> What to do
From the records below, extract all the text exactly and leave the images behind.

> Exercise inputs
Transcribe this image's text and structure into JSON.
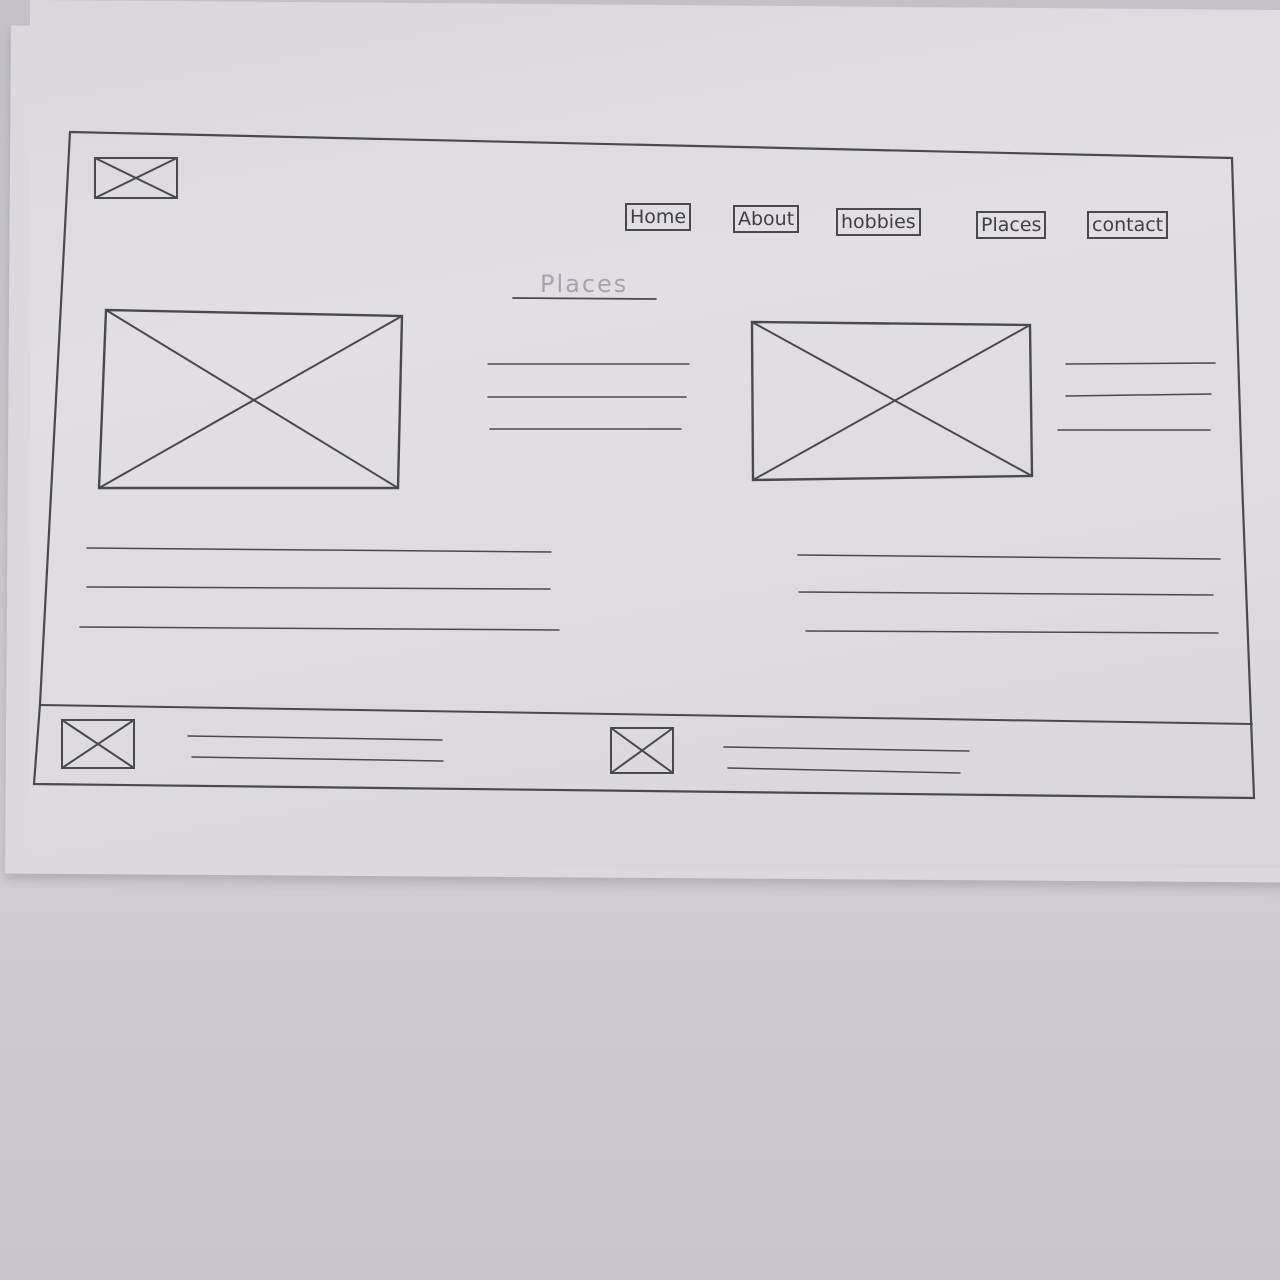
{
  "sketch": {
    "logo_placeholder": "image-placeholder-icon",
    "nav": {
      "items": [
        {
          "label": "Home"
        },
        {
          "label": "About"
        },
        {
          "label": "hobbies"
        },
        {
          "label": "Places"
        },
        {
          "label": "contact"
        }
      ]
    },
    "main": {
      "heading": "Places"
    },
    "colors": {
      "pencil": "#4a4a4e",
      "paper": "#e0dde2",
      "background": "#c9c6cd"
    }
  }
}
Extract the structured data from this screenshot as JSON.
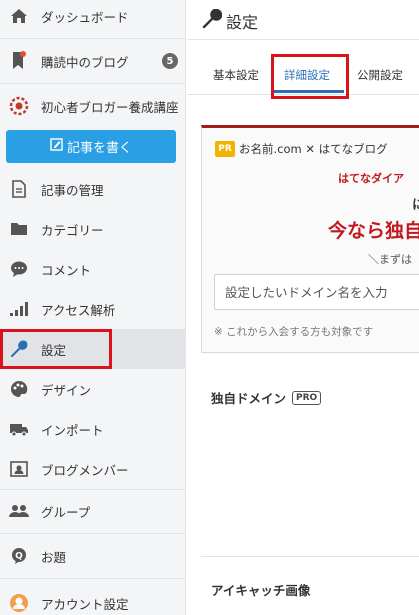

> Complete response
Transcribe this image's text and structure into JSON.
{
  "sketch": {
    "logo_placeholder": "image-placeholder-icon",
    "nav": {
      "items": [
        {
          "label": "Home"
        },
        {
          "label": "About"
        },
        {
          "label": "hobbies"
        },
        {
          "label": "Places"
        },
        {
          "label": "contact"
        }
      ]
    },
    "main": {
      "heading": "Places"
    },
    "colors": {
      "pencil": "#4a4a4e",
      "paper": "#e0dde2",
      "background": "#c9c6cd"
    }
  }
}
Extract the structured data from this screenshot as JSON.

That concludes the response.